→ **INSTRUCTIONS TO FOLLOW**
Find and copy each line of the records where the string "epoch" shows up.

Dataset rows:
——————————

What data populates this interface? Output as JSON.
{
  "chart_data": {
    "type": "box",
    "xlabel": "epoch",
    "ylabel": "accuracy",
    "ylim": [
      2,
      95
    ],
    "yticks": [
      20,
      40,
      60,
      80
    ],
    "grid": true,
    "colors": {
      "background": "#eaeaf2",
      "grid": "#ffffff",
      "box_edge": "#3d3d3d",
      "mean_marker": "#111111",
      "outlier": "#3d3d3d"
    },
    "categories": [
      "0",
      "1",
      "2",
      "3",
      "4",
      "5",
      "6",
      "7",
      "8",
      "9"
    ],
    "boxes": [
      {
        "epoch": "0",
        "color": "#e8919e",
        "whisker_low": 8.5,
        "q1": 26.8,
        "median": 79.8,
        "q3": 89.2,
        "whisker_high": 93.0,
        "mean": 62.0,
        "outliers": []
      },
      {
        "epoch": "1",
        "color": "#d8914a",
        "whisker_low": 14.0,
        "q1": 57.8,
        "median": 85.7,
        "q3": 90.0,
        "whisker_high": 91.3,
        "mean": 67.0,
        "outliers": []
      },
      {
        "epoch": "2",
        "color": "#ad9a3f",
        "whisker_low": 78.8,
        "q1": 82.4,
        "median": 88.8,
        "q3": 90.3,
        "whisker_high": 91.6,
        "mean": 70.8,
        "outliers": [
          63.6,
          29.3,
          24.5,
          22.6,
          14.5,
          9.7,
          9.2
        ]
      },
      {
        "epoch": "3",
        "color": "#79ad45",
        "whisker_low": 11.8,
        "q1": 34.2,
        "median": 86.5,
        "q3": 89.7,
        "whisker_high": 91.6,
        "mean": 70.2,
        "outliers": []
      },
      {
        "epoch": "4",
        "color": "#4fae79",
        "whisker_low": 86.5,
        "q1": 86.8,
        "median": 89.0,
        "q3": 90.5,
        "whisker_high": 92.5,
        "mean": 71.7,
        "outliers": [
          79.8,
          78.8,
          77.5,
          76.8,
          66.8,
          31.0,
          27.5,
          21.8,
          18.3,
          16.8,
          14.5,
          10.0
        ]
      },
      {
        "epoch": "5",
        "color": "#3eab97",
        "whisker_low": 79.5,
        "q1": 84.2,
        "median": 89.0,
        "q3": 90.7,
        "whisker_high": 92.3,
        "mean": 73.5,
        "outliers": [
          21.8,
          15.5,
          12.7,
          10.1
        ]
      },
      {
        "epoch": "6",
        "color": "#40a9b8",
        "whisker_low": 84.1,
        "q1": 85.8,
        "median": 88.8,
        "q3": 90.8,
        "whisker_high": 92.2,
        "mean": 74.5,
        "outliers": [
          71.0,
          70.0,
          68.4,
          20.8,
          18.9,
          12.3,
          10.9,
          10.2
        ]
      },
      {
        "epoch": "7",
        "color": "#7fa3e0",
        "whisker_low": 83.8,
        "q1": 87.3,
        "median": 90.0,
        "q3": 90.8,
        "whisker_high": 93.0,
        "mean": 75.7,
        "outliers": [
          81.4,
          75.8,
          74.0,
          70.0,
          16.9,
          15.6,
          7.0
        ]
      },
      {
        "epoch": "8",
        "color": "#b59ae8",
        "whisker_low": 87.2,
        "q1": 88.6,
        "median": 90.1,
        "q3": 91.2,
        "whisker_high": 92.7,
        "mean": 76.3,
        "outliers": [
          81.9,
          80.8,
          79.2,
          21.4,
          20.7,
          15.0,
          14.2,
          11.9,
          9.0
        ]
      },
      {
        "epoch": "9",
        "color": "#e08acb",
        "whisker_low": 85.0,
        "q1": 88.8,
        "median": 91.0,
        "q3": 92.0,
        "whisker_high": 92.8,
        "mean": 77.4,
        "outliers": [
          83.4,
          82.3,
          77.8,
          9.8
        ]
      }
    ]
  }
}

——————————

→ **REPLY TO THE TASK**
    "xlabel": "epoch",
        "epoch": "0",
        "epoch": "1",
        "epoch": "2",
        "epoch": "3",
        "epoch": "4",
        "epoch": "5",
        "epoch": "6",
        "epoch": "7",
        "epoch": "8",
        "epoch": "9",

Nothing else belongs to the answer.